WORK TO COMPLETE: Answer with a number only: how many lines of the data contain "nous"?

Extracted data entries
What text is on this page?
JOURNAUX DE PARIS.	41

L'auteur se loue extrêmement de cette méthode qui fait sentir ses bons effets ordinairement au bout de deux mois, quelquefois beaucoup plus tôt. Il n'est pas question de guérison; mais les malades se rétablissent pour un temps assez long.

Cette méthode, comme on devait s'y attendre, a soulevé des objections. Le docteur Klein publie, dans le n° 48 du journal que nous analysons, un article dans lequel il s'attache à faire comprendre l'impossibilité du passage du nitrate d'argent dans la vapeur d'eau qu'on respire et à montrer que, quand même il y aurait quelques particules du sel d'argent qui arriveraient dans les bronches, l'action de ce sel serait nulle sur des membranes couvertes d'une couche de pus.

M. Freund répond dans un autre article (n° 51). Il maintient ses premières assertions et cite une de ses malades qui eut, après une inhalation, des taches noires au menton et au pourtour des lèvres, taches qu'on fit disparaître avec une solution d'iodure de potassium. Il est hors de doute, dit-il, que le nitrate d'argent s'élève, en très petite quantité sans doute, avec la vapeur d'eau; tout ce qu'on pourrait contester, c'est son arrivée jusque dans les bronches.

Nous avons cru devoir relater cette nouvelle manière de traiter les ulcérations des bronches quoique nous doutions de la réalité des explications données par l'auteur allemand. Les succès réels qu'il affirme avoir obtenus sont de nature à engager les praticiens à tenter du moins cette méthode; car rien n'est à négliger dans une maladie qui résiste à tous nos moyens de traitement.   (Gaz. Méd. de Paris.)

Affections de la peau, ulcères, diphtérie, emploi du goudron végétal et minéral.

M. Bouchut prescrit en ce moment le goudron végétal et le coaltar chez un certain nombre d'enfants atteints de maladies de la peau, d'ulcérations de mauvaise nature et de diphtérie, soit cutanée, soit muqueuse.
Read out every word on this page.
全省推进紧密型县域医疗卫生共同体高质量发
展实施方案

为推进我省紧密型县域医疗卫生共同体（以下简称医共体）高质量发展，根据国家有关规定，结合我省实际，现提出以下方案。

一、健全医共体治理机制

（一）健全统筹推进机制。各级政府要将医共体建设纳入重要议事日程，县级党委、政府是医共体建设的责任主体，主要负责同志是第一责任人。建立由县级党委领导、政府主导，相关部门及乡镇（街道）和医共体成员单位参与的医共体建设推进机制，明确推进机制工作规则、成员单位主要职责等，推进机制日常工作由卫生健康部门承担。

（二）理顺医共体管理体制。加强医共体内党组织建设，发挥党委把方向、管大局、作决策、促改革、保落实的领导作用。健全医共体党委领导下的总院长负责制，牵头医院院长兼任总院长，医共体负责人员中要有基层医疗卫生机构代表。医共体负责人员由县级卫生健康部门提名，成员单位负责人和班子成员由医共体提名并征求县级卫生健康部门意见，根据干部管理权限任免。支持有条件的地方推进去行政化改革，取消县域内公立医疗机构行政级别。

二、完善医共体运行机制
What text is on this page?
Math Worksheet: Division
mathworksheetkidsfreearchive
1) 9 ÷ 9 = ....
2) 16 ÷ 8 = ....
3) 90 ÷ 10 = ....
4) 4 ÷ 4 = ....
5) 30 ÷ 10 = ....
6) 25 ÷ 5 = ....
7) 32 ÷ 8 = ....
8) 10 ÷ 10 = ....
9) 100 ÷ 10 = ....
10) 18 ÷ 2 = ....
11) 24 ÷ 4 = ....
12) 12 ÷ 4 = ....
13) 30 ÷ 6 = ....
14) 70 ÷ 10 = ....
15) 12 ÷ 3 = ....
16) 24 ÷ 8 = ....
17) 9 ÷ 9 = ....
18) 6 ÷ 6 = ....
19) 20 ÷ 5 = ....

ANSWER TO THE TASK: 2